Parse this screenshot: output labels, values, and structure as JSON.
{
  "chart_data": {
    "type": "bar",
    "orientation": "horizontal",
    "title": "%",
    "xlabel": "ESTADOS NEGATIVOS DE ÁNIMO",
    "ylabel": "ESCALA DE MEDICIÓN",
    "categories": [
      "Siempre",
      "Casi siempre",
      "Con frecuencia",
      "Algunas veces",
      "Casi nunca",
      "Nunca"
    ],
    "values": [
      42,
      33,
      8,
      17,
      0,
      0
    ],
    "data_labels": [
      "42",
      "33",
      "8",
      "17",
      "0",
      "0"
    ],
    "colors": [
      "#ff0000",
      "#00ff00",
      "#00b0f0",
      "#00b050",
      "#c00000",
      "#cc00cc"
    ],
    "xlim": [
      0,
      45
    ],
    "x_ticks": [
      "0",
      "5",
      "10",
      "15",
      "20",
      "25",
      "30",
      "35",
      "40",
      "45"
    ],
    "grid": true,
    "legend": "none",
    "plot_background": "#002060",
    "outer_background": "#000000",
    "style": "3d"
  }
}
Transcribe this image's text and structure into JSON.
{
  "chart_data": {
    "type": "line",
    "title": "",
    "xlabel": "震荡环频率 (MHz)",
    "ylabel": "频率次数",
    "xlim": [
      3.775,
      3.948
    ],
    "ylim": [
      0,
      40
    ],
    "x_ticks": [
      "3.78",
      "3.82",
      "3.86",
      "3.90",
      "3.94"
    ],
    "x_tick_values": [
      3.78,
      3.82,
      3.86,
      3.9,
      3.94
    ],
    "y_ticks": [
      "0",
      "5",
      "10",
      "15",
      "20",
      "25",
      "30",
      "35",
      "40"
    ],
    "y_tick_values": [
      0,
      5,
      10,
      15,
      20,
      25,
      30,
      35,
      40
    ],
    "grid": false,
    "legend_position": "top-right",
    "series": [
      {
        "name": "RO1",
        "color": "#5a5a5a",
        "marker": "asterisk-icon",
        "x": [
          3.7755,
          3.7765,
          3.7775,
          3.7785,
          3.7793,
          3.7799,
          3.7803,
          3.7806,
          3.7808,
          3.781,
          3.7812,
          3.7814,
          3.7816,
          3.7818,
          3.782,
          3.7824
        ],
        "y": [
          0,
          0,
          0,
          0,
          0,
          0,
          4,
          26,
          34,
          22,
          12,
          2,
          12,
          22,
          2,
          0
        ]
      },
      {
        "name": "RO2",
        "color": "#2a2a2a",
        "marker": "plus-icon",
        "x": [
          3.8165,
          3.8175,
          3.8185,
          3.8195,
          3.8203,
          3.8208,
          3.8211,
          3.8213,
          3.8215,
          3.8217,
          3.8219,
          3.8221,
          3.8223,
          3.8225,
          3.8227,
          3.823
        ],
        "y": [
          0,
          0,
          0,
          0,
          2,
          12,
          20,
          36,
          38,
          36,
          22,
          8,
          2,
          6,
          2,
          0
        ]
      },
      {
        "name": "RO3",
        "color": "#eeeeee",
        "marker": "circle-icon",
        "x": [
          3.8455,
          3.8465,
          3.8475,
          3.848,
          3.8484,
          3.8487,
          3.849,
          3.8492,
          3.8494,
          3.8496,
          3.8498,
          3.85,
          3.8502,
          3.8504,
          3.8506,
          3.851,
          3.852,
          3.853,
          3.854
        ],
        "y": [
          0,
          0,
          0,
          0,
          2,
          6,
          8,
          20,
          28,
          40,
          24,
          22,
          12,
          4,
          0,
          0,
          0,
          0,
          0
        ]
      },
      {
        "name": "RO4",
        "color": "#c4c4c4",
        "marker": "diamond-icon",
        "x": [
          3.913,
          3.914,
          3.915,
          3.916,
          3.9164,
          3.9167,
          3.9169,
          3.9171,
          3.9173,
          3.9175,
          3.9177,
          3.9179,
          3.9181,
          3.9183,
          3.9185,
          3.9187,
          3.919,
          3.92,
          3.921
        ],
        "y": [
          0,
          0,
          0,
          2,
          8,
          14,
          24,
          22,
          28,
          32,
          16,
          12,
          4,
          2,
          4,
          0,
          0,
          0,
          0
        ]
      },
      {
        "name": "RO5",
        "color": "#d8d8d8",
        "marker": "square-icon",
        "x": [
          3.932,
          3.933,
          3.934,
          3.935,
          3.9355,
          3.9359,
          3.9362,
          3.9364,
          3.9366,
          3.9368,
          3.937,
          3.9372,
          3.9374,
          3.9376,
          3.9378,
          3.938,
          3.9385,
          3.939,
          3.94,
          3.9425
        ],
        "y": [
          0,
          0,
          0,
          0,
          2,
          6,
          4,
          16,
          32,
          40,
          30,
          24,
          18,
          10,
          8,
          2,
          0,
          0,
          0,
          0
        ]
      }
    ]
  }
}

| WORK TO COMPLETE |
How many lines in the records above contain the word "marker"? Give only the number.

| RESULT |
5